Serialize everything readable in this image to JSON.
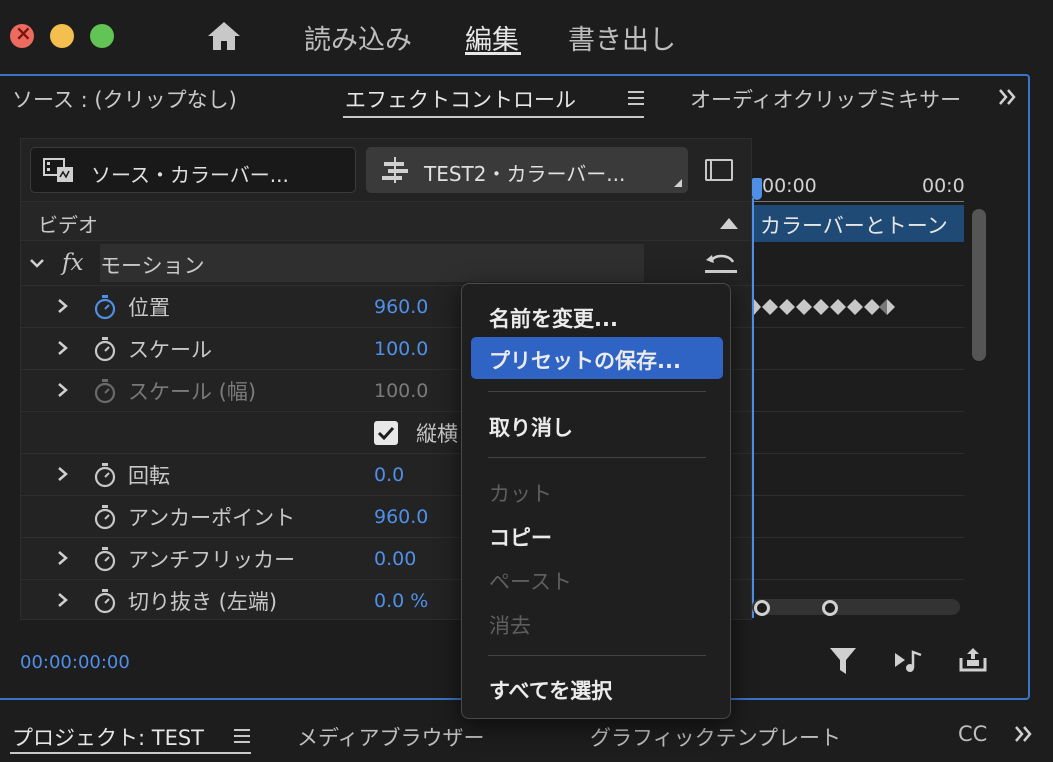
{
  "titlebar": {
    "workspaces": [
      "読み込み",
      "編集",
      "書き出し"
    ],
    "active_workspace": "編集"
  },
  "tabs": {
    "source": "ソース : (クリップなし)",
    "effect_controls": "エフェクトコントロール",
    "audio_mixer": "オーディオクリップミキサー"
  },
  "source_selector": "ソース・カラーバー...",
  "sequence_selector": "TEST2・カラーバー...",
  "video_section": "ビデオ",
  "effect": {
    "fx_label": "fx",
    "name": "モーション"
  },
  "properties": [
    {
      "name": "位置",
      "value": "960.0",
      "expandable": true,
      "disabled": false,
      "animated": true
    },
    {
      "name": "スケール",
      "value": "100.0",
      "expandable": true,
      "disabled": false,
      "animated": false
    },
    {
      "name": "スケール (幅)",
      "value": "100.0",
      "expandable": true,
      "disabled": true,
      "animated": false
    },
    {
      "name": "",
      "checkbox_label": "縦横",
      "checked": true
    },
    {
      "name": "回転",
      "value": "0.0",
      "expandable": true,
      "disabled": false,
      "animated": false
    },
    {
      "name": "アンカーポイント",
      "value": "960.0",
      "expandable": false,
      "disabled": false,
      "animated": false
    },
    {
      "name": "アンチフリッカー",
      "value": "0.00",
      "expandable": true,
      "disabled": false,
      "animated": false
    },
    {
      "name": "切り抜き (左端)",
      "value": "0.0 %",
      "expandable": true,
      "disabled": false,
      "animated": false
    }
  ],
  "timeline": {
    "ruler_labels": [
      "00:00",
      "00:0"
    ],
    "clip_label": "カラーバーとトーン"
  },
  "timecode": "00:00:00:00",
  "bottom_tabs": {
    "project": "プロジェクト: TEST",
    "media_browser": "メディアブラウザー",
    "graphic_templates": "グラフィックテンプレート",
    "cc": "CC"
  },
  "context_menu": {
    "items": [
      {
        "label": "名前を変更...",
        "enabled": true,
        "highlighted": false
      },
      {
        "label": "プリセットの保存...",
        "enabled": true,
        "highlighted": true
      },
      {
        "label": "取り消し",
        "enabled": true,
        "highlighted": false
      },
      {
        "label": "カット",
        "enabled": false,
        "highlighted": false
      },
      {
        "label": "コピー",
        "enabled": true,
        "highlighted": false
      },
      {
        "label": "ペースト",
        "enabled": false,
        "highlighted": false
      },
      {
        "label": "消去",
        "enabled": false,
        "highlighted": false
      },
      {
        "label": "すべてを選択",
        "enabled": true,
        "highlighted": false
      }
    ]
  },
  "colors": {
    "accent_blue": "#4f8fe8",
    "menu_highlight": "#2f63c4",
    "panel_border": "#3b73c8",
    "clip_bar": "#1e4a75"
  }
}
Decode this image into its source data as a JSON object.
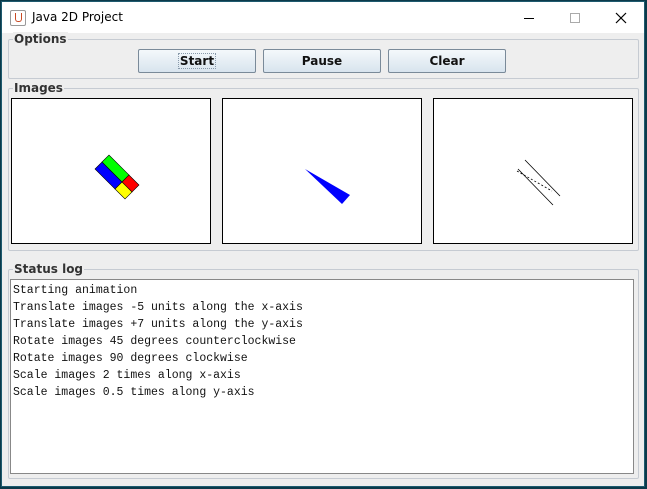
{
  "window": {
    "title": "Java 2D Project"
  },
  "options": {
    "legend": "Options",
    "start_label": "Start",
    "pause_label": "Pause",
    "clear_label": "Clear"
  },
  "images": {
    "legend": "Images"
  },
  "status": {
    "legend": "Status log",
    "lines": [
      "Starting animation",
      "Translate images -5 units along the x-axis",
      "Translate images +7 units along the y-axis",
      "Rotate images 45 degrees counterclockwise",
      "Rotate images 90 degrees clockwise",
      "Scale images 2 times along x-axis",
      "Scale images 0.5 times along y-axis"
    ]
  },
  "colors": {
    "shape_blue": "#0000ff",
    "shape_green": "#00ff00",
    "shape_red": "#ff0000",
    "shape_yellow": "#ffff00"
  },
  "icons": [
    "java-app-icon",
    "minimize-icon",
    "maximize-icon",
    "close-icon"
  ]
}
=====
• OBJECTIVE:
Filter out all lines lacking the word "degrees" and copy the rest.

• COMPLETE OUTPUT:
      "Rotate images 45 degrees counterclockwise",
      "Rotate images 90 degrees clockwise",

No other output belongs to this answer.